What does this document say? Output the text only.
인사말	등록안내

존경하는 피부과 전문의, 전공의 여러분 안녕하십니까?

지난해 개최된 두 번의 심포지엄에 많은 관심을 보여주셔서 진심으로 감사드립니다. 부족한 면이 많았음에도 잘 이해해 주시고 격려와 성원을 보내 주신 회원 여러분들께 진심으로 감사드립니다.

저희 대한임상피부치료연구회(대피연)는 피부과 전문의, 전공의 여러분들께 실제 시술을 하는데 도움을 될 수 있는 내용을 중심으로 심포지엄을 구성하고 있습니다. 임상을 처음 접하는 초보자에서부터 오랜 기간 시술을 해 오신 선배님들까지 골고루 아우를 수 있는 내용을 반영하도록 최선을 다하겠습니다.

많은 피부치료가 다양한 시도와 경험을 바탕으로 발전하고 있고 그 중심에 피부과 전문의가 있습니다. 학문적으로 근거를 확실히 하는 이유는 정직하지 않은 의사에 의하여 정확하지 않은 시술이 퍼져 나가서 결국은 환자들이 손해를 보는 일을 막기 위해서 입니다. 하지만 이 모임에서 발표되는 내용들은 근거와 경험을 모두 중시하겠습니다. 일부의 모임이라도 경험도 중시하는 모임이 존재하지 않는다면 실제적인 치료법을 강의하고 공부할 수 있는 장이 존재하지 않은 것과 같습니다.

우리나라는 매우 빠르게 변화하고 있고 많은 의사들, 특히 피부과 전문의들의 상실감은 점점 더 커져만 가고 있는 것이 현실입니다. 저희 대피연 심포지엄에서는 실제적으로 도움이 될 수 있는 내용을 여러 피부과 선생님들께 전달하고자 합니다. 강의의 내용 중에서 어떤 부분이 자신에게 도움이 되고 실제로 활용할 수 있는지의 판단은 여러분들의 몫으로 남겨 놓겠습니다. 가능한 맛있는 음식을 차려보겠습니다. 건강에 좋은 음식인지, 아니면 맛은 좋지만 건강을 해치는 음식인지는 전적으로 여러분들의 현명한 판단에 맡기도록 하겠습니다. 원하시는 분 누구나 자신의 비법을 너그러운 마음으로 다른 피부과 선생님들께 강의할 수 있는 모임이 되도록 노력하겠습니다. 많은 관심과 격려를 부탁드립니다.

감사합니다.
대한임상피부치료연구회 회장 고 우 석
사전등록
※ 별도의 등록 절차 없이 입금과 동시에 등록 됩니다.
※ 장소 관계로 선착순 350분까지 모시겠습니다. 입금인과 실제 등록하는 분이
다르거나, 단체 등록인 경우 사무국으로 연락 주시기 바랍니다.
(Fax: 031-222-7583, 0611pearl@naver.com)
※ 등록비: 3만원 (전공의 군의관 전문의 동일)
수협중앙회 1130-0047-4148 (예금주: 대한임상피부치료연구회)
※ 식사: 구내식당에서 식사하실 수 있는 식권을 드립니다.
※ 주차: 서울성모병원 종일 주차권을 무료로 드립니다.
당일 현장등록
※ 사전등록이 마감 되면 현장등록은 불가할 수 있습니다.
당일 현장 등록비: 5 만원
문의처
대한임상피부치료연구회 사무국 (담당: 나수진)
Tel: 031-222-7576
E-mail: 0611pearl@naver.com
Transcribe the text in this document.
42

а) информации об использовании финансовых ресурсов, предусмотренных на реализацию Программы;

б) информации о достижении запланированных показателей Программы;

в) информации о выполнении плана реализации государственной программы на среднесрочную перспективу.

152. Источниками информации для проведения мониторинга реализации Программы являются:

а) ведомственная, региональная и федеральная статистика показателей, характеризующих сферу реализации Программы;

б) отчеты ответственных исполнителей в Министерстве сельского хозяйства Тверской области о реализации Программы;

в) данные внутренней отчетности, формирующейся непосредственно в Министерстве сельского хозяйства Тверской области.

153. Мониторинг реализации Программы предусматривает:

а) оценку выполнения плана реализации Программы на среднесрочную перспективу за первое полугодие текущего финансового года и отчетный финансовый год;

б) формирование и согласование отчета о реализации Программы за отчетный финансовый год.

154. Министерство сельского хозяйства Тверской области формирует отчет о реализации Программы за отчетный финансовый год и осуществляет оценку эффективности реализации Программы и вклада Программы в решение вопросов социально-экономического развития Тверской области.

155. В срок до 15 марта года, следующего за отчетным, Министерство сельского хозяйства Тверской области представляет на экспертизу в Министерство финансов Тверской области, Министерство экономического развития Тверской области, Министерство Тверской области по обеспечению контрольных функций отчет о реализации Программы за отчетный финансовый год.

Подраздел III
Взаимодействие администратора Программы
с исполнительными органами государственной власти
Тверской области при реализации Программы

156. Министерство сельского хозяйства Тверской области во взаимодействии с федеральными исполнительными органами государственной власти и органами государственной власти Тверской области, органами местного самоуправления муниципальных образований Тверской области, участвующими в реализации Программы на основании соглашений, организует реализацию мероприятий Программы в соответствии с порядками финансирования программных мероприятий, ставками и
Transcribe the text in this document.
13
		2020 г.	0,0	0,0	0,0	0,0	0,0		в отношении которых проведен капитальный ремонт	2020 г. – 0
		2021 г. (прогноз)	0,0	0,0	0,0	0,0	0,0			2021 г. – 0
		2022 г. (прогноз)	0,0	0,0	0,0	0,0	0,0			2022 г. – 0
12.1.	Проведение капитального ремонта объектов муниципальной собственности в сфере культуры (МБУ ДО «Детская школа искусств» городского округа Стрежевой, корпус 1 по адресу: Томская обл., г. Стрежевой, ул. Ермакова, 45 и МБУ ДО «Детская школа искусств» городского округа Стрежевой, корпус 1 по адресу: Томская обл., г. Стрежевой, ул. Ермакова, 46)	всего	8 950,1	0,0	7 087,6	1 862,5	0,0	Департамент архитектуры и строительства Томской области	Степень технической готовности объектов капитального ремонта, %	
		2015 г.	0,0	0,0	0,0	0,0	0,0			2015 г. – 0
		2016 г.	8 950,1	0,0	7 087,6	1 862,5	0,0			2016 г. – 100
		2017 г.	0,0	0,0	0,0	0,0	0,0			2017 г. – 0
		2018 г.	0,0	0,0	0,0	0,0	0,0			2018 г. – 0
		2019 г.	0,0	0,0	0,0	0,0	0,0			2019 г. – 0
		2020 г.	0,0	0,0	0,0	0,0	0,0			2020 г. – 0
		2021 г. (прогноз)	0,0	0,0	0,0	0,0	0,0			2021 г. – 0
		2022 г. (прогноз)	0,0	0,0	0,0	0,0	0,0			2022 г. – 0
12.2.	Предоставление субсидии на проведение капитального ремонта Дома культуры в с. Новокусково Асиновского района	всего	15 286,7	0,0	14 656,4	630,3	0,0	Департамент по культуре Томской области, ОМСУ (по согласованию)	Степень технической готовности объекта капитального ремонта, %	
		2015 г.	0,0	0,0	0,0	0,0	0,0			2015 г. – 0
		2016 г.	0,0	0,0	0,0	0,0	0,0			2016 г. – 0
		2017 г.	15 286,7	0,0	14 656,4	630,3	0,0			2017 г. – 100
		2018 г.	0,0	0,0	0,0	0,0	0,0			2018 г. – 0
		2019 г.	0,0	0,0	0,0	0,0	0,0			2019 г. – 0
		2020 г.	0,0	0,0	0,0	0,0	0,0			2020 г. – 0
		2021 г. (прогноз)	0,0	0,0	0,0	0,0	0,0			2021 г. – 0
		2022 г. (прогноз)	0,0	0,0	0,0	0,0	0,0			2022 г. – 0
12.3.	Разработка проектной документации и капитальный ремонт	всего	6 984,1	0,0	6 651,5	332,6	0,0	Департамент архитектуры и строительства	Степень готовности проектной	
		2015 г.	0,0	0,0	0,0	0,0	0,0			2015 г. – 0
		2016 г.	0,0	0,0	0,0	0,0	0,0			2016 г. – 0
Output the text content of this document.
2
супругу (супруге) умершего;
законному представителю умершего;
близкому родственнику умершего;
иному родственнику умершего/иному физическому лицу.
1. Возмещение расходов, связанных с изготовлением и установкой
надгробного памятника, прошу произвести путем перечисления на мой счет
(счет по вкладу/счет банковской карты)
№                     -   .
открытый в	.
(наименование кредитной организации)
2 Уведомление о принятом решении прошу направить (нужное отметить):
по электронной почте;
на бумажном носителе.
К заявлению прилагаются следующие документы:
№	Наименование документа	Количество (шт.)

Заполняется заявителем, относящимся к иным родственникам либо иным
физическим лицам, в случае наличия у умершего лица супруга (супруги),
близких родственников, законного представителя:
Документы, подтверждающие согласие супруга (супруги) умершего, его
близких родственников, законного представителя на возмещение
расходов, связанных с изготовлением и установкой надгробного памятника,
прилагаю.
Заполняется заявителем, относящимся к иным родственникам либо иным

-- Given exercise --
Leave out every line before the one containing "Output the text content of this document."; set down that line and all remaining lines of the material exactly.

-- Response to this exercise --
Output the text content of this document.
2
супругу (супруге) умершего;
законному представителю умершего;
близкому родственнику умершего;
иному родственнику умершего/иному физическому лицу.
1. Возмещение расходов, связанных с изготовлением и установкой
надгробного памятника, прошу произвести путем перечисления на мой счет
(счет по вкладу/счет банковской карты)
№                     -   .
открытый в	.
(наименование кредитной организации)
2 Уведомление о принятом решении прошу направить (нужное отметить):
по электронной почте;
на бумажном носителе.
К заявлению прилагаются следующие документы:
№	Наименование документа	Количество (шт.)

Заполняется заявителем, относящимся к иным родственникам либо иным
физическим лицам, в случае наличия у умершего лица супруга (супруги),
близких родственников, законного представителя:
Документы, подтверждающие согласие супруга (супруги) умершего, его
близких родственников, законного представителя на возмещение
расходов, связанных с изготовлением и установкой надгробного памятника,
прилагаю.
Заполняется заявителем, относящимся к иным родственникам либо иным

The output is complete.